## [Document]
This is the mail archive of the
gdb-patches@sources.redhat.com
mailing list for the GDB project.
Re: [PATCH RFC] linux threads: prevent starvation
- To: gdb-patches at sources dot redhat dot com
- Subject: Re: [PATCH RFC] linux threads: prevent starvation
- From: Michael Snyder <msnyder at cygnus dot com>
- Date: Fri, 06 Jul 2001 12:12:35 -0700
- Newsgroups: cygnus.patches.gdb
- Organization: Red Hat
- References: <3B26BCE9.AA6731EC@cygnus.com>
Committed. Mark Kettenis, thanks for your review.
Michael Snyder wrote:
>
> OK, this deserves some explanation.
>
> Problem: Debugging with GDB can cause some threads to starve
> in a multi-threaded Linux program.
>
> Testcase: gdb/testsuite/gdb.threads/pthreads.exp
> FAIL: gdb.threads/pthreads.exp: Some threads didn't run.
>
> Cause: In lin_lwp_wait, we call waitpid (-1, __WCLONE).
> If more than one LWP is currently stopped at a breakpoint,
> the highest-numbered one will be returned. All the others
> will have their breakpoints pushed back. If we then continue,
> and the highest-numbered LWP has time to hit a breakpoint
> again, no one else will have a chance to run.
>
> Solution: Instead of always accepting the event for the
> first LWP returned by waitpid, use a monte carlo method
> to select among all LWPs that have breakpoint events.
>
> Implementation: I've made use of the lwp list and saved status
> that Mark has already implemented. I've saved the SIGTRAP events
> along with any other events accidentally fetched by stop_wait_callback,
> and I've added the event fetched by lin_lwp_wait to the same queue.
> Then I've added code that examines the list of fetched SIGTRAP events
> and chooses one at random, making that LWP the event LWP and returning
> its event to gdb.

## [Aim]
In the mailing-list message about the linux threads patch, what method does the proposed solution use to choose among all LWPs that have breakpoint events?

## [Provided material]
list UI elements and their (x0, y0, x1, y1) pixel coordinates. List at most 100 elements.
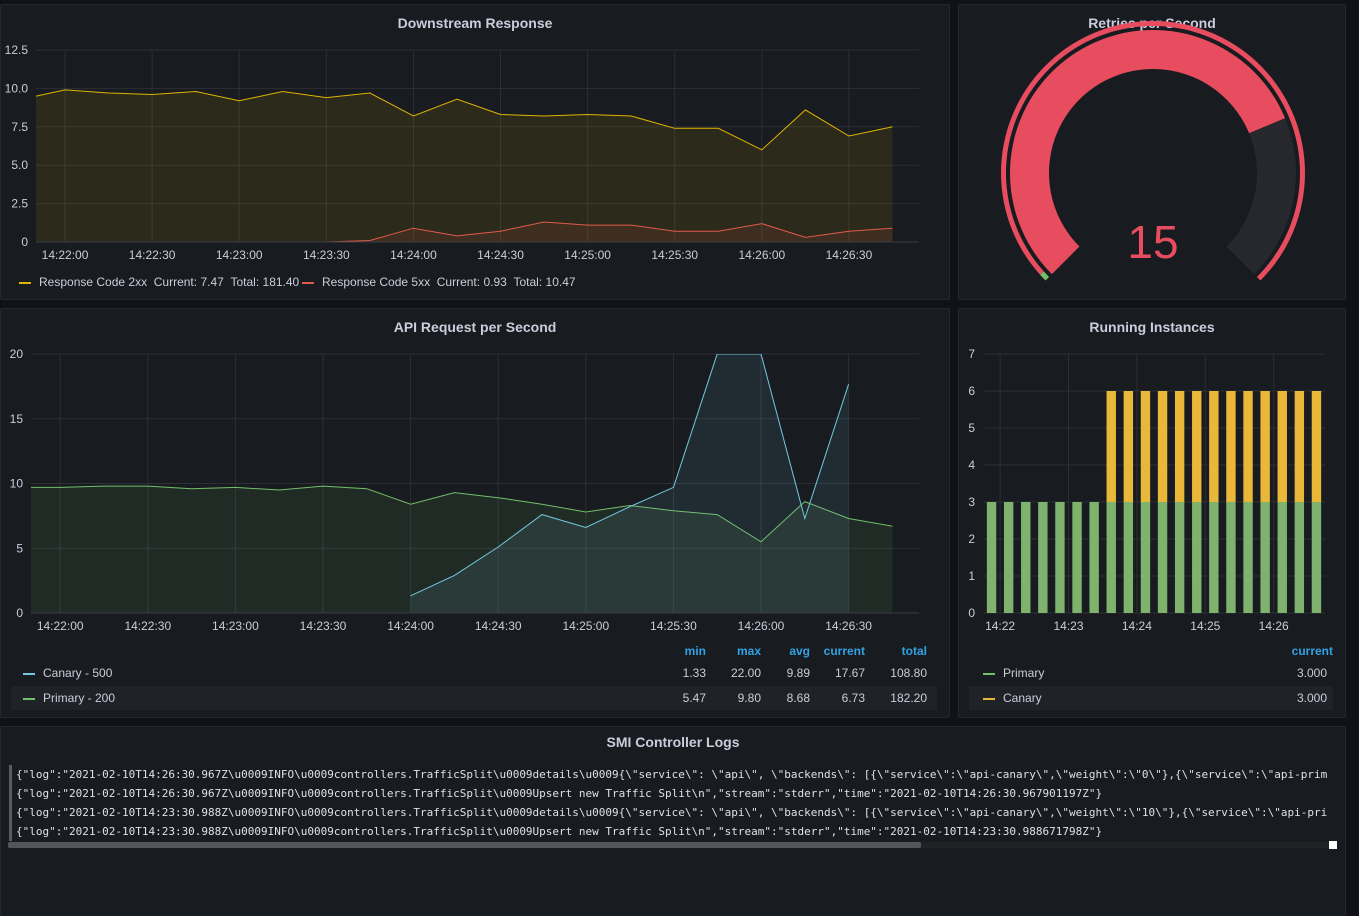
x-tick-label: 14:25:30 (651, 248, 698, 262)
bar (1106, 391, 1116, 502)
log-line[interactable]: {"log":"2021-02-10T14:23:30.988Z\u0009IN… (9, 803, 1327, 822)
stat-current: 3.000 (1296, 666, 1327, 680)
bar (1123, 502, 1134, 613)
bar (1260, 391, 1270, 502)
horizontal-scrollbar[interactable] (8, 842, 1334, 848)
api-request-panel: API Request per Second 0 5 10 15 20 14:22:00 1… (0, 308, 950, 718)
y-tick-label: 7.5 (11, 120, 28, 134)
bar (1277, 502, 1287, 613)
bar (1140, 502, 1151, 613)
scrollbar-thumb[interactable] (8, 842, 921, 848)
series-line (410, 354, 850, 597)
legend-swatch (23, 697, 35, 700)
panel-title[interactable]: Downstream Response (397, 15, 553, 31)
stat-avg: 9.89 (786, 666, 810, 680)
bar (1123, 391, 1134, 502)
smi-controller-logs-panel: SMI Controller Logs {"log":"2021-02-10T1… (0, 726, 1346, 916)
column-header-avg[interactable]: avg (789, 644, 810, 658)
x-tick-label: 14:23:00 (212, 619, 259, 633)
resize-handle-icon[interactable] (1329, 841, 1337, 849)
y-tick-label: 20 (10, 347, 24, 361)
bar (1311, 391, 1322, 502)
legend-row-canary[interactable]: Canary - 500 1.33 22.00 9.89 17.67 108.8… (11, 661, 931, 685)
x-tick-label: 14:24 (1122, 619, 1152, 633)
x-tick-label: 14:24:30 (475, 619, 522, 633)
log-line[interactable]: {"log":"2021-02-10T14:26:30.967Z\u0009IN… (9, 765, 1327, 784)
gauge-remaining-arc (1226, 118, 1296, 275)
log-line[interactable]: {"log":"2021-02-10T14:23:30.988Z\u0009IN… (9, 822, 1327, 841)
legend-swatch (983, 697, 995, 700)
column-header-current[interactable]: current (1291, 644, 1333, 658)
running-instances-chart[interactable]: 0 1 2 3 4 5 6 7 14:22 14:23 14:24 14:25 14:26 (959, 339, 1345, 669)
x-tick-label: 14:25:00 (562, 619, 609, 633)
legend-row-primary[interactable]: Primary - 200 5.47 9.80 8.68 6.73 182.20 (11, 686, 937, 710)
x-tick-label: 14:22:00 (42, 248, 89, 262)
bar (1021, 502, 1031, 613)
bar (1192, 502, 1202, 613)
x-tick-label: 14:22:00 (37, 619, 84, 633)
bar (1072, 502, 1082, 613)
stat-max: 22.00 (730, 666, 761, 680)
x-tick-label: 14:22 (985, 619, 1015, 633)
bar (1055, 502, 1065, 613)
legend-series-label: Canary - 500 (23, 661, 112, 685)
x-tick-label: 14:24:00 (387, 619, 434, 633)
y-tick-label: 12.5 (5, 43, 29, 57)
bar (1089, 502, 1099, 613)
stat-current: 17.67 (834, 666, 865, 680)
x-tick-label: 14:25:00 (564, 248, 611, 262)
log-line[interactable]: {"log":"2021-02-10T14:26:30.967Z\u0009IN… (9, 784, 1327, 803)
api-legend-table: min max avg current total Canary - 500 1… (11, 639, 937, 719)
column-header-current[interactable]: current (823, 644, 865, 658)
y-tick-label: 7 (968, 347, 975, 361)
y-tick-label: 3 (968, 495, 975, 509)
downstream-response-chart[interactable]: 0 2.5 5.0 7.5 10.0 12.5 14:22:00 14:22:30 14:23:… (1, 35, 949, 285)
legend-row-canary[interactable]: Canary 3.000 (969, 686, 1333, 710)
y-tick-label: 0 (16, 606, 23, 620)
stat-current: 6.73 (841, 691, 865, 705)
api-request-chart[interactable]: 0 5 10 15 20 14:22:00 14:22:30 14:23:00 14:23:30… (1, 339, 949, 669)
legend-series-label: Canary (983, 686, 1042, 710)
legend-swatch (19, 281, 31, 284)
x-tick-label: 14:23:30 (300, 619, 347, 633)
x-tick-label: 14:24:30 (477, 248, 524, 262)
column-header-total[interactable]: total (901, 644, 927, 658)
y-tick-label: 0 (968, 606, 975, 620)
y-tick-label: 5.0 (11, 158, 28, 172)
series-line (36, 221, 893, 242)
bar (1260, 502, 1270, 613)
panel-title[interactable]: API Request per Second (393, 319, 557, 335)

## [Answer to this task]
A monte carlo method.